### Directive:
Answer with one number: the count of lines in the listing below that hold the word "data".

(Extracted records)
_ _ _ _ _

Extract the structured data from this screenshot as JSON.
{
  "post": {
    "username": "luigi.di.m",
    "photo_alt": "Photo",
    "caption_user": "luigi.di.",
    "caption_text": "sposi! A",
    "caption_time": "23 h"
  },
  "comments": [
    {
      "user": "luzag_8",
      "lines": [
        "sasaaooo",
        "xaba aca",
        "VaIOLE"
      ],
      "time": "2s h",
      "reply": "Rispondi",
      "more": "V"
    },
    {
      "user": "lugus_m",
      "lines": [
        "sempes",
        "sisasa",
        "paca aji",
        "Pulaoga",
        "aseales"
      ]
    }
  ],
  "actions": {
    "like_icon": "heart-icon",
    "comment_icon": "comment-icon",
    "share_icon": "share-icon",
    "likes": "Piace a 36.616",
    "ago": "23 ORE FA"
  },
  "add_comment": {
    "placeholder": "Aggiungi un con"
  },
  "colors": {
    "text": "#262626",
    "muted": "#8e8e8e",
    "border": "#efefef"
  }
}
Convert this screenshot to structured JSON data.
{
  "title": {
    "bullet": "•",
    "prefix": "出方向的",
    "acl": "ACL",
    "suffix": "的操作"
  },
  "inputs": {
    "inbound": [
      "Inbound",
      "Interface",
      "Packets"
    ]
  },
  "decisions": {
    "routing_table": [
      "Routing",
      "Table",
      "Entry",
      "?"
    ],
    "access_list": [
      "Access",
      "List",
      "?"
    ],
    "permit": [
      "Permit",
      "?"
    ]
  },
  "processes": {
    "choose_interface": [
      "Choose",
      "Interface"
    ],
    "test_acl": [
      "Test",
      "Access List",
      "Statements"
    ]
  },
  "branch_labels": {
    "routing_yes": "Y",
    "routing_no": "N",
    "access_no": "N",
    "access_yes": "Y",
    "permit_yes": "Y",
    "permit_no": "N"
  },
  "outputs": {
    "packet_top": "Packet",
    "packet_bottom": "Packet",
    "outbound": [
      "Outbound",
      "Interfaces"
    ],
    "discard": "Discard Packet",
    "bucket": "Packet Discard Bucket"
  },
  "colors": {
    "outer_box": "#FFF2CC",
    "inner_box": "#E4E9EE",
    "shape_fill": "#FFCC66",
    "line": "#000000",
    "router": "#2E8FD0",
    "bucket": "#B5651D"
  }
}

_ _ _ _ _

### Task output:
2